GIVEN INSTRUCTION:
Gather each line containing the string "билан" from these entries.

[Start RECORDS]

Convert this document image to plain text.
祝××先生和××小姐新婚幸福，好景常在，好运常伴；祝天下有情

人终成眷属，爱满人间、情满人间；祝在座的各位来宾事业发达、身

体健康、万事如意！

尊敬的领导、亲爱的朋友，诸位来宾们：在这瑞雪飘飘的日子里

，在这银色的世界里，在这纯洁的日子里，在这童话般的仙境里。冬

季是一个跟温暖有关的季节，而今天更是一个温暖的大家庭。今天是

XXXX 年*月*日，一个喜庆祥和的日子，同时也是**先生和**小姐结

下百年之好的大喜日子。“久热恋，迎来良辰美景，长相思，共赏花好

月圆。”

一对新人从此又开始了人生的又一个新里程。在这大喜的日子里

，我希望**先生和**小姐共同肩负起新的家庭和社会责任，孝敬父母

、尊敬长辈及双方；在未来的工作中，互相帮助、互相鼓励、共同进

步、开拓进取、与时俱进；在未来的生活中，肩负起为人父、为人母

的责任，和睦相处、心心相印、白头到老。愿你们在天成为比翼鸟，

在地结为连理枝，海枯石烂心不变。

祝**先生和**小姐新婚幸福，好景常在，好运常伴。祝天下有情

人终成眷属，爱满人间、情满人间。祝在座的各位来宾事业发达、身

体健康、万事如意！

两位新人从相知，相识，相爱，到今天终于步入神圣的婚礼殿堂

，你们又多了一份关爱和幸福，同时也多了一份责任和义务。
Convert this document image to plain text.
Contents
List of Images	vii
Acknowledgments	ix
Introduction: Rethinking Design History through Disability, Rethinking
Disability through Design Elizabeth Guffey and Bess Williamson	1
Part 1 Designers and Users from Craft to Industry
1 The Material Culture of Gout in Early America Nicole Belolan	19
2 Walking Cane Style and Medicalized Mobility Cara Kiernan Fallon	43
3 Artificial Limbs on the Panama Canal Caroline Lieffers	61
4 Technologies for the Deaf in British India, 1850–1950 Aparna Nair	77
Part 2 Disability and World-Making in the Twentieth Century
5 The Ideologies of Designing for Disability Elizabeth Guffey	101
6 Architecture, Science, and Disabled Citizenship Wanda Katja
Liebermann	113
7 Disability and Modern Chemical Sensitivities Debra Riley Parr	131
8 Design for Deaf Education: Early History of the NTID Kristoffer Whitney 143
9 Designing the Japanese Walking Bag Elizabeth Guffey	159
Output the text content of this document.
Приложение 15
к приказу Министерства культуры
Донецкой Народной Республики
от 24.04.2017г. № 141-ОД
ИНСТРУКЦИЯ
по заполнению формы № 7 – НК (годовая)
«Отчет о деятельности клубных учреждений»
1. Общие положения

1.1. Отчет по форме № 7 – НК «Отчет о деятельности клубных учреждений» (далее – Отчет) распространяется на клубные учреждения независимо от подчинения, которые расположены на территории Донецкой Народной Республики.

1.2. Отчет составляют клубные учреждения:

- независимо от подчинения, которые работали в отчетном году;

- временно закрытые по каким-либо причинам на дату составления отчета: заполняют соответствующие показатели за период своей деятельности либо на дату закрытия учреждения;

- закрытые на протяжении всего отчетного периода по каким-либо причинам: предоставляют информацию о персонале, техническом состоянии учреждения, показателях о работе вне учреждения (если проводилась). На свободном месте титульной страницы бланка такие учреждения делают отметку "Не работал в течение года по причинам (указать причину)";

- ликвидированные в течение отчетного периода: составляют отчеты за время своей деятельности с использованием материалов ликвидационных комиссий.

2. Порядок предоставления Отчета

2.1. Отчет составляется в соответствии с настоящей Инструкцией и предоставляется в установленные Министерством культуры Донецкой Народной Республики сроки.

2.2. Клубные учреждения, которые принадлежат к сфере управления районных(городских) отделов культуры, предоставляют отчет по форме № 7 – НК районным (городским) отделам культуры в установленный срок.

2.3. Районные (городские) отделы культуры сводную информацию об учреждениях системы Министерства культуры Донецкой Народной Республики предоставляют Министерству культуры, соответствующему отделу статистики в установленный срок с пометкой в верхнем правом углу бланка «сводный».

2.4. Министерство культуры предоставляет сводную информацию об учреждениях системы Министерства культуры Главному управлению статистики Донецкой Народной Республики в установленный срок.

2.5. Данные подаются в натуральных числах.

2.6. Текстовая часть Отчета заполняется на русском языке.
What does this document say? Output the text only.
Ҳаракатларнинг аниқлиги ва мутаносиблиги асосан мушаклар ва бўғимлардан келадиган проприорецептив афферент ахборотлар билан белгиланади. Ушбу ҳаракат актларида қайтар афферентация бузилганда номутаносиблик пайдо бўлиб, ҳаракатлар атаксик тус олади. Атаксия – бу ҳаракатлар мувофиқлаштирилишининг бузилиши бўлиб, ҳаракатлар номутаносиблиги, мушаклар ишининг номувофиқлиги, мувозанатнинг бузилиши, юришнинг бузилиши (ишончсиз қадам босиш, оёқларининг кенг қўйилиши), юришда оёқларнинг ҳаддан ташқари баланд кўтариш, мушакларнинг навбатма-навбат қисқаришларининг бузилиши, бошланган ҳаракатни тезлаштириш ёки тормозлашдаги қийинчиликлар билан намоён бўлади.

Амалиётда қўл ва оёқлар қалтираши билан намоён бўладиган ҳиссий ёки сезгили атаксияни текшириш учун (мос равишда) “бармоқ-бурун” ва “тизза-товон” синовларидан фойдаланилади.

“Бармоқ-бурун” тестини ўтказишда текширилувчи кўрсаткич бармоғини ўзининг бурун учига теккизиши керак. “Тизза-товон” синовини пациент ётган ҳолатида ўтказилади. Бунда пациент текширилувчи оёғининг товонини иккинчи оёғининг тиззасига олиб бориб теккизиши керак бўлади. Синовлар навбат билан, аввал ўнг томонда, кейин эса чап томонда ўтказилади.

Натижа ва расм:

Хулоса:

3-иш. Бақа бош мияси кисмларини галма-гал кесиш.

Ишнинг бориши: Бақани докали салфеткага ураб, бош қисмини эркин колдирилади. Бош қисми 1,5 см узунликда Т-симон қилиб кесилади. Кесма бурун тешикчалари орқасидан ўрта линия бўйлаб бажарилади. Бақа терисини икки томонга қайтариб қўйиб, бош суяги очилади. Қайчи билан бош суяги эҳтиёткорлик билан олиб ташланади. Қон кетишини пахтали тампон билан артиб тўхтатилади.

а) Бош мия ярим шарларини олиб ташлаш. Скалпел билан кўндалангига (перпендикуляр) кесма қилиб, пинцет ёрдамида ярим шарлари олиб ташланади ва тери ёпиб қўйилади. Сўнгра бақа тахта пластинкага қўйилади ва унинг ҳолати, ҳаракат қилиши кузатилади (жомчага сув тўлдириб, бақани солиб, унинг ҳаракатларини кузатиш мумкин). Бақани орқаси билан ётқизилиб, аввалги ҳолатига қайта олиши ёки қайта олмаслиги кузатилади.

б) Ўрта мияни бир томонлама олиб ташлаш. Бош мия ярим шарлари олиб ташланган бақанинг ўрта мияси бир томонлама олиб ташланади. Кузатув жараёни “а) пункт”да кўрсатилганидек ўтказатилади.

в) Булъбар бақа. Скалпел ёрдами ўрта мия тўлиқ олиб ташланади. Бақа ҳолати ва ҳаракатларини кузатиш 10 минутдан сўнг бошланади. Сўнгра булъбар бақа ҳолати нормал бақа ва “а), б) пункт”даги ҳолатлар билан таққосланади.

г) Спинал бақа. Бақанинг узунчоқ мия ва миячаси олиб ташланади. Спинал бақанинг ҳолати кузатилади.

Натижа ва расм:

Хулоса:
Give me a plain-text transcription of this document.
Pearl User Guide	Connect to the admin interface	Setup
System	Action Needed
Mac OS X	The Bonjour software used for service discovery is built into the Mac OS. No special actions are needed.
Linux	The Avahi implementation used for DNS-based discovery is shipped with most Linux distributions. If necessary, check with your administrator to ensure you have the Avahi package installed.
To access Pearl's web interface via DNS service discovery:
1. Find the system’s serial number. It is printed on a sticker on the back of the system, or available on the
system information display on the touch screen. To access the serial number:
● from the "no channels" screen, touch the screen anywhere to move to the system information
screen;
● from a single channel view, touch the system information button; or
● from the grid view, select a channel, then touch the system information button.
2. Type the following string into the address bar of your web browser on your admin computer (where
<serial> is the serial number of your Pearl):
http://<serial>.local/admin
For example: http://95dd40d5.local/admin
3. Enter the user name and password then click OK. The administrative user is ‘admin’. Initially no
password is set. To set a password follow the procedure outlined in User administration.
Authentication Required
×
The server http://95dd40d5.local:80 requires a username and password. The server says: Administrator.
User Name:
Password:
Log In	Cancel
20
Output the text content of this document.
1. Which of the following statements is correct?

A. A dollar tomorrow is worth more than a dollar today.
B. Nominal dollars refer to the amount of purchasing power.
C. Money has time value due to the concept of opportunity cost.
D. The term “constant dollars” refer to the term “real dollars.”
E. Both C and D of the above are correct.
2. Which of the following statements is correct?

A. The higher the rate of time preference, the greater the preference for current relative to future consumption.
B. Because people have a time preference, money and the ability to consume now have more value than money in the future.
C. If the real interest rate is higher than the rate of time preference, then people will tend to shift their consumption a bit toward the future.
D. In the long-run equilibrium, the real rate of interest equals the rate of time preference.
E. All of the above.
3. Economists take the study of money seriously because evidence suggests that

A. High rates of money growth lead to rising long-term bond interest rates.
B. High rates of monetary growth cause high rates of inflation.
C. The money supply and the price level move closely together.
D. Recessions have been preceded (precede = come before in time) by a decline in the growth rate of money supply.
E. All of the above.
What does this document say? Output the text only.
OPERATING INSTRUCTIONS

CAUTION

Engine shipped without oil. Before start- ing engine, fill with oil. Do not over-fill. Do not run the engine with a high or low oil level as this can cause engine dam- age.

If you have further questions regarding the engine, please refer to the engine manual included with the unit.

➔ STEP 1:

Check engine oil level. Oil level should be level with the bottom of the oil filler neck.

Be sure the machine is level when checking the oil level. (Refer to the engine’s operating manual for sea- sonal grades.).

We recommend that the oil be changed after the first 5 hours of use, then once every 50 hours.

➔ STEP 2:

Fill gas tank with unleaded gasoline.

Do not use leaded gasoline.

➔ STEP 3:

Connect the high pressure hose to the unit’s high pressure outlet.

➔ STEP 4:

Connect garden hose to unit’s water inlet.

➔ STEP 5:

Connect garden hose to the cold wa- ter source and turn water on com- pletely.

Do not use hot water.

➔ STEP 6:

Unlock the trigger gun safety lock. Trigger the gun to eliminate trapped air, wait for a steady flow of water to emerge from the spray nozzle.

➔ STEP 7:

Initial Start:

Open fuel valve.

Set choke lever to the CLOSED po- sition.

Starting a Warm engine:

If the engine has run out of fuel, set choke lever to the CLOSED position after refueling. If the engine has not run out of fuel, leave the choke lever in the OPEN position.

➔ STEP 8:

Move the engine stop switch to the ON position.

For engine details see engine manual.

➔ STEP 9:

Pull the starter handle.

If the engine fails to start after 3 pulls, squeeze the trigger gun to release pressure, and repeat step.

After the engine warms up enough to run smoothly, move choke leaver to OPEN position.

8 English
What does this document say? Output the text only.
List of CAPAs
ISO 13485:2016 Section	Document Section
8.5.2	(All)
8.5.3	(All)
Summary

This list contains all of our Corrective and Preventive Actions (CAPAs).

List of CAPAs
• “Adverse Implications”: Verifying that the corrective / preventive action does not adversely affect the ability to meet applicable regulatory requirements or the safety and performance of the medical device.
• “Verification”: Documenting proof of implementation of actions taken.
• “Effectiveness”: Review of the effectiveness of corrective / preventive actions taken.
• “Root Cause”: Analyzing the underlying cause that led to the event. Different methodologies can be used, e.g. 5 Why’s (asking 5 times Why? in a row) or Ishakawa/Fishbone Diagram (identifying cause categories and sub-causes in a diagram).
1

[End RECORDS]

ANSWER FOR THE TASK:
Ҳаракатларнинг аниқлиги ва мутаносиблиги асосан мушаклар ва бўғимлардан келадиган проприорецептив афферент ахборотлар билан белгиланади. Ушбу ҳаракат актларида қайтар афферентация бузилганда номутаносиблик пайдо бўлиб, ҳаракатлар атаксик тус олади. Атаксия – бу ҳаракатлар мувофиқлаштирилишининг бузилиши бўлиб, ҳаракатлар номутаносиблиги, мушаклар ишининг номувофиқлиги, мувозанатнинг бузилиши, юришнинг бузилиши (ишончсиз қадам босиш, оёқларининг кенг қўйилиши), юришда оёқларнинг ҳаддан ташқари баланд кўтариш, мушакларнинг навбатма-навбат қисқаришларининг бузилиши, бошланган ҳаракатни тезлаштириш ёки тормозлашдаги қийинчиликлар билан намоён бўлади.
Амалиётда қўл ва оёқлар қалтираши билан намоён бўладиган ҳиссий ёки сезгили атаксияни текшириш учун (мос равишда) “бармоқ-бурун” ва “тизза-товон” синовларидан фойдаланилади.
“Бармоқ-бурун” тестини ўтказишда текширилувчи кўрсаткич бармоғини ўзининг бурун учига теккизиши керак. “Тизза-товон” синовини пациент ётган ҳолатида ўтказилади. Бунда пациент текширилувчи оёғининг товонини иккинчи оёғининг тиззасига олиб бориб теккизиши керак бўлади. Синовлар навбат билан, аввал ўнг томонда, кейин эса чап томонда ўтказилади.
Ишнинг бориши: Бақани докали салфеткага ураб, бош қисмини эркин колдирилади. Бош қисми 1,5 см узунликда Т-симон қилиб кесилади. Кесма бурун тешикчалари орқасидан ўрта линия бўйлаб бажарилади. Бақа терисини икки томонга қайтариб қўйиб, бош суяги очилади. Қайчи билан бош суяги эҳтиёткорлик билан олиб ташланади. Қон кетишини пахтали тампон билан артиб тўхтатилади.
а) Бош мия ярим шарларини олиб ташлаш. Скалпел билан кўндалангига (перпендикуляр) кесма қилиб, пинцет ёрдамида ярим шарлари олиб ташланади ва тери ёпиб қўйилади. Сўнгра бақа тахта пластинкага қўйилади ва унинг ҳолати, ҳаракат қилиши кузатилади (жомчага сув тўлдириб, бақани солиб, унинг ҳаракатларини кузатиш мумкин). Бақани орқаси билан ётқизилиб, аввалги ҳолатига қайта олиши ёки қайта олмаслиги кузатилади.
в) Булъбар бақа. Скалпел ёрдами ўрта мия тўлиқ олиб ташланади. Бақа ҳолати ва ҳаракатларини кузатиш 10 минутдан сўнг бошланади. Сўнгра булъбар бақа ҳолати нормал бақа ва “а), б) пункт”даги ҳолатлар билан таққосланади.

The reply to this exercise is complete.